▸ **RECORDED DATA**

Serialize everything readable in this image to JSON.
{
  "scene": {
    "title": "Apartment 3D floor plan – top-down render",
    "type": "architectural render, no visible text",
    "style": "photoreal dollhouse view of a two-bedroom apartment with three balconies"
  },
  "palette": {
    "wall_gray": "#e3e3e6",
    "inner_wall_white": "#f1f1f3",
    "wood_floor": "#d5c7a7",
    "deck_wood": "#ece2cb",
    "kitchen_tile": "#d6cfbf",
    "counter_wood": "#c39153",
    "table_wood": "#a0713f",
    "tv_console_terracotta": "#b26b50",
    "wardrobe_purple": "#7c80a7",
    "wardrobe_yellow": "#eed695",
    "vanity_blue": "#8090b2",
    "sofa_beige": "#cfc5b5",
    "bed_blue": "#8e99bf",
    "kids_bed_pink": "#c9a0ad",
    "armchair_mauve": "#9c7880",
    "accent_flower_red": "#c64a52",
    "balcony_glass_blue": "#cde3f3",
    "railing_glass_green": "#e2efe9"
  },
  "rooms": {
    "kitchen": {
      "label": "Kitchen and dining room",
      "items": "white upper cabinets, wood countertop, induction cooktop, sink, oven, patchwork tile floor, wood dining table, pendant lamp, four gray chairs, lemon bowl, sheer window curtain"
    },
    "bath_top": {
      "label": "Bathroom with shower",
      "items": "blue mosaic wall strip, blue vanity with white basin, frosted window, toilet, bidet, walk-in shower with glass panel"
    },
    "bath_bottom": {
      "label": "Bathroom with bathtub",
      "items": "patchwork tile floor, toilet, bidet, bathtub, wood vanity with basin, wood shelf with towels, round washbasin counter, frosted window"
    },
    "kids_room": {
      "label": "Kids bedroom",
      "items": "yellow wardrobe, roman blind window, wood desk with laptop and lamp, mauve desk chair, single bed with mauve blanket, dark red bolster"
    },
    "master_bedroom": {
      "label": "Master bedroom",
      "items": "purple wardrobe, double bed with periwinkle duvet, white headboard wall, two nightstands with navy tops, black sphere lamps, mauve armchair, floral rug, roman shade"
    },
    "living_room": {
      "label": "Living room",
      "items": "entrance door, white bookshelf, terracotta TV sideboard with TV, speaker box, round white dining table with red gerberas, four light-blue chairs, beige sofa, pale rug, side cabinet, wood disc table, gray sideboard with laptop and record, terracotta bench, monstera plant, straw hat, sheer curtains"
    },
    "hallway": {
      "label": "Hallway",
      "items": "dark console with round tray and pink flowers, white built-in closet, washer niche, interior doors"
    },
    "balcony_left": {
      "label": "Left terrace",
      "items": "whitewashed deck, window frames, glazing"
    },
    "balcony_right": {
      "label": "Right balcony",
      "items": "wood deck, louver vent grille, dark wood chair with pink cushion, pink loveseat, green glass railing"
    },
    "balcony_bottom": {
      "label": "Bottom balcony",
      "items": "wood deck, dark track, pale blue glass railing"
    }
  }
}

▸ **DIRECTIONS FOR THIS TASK**
Search the data for the word "frosted" and copy each line where it appears.

▸ **ANSWER TO THE PROBLEM**
      "items": "blue mosaic wall strip, blue vanity with white basin, frosted window, toilet, bidet, walk-in shower with glass panel"
      "items": "patchwork tile floor, toilet, bidet, bathtub, wood vanity with basin, wood shelf with towels, round washbasin counter, frosted window"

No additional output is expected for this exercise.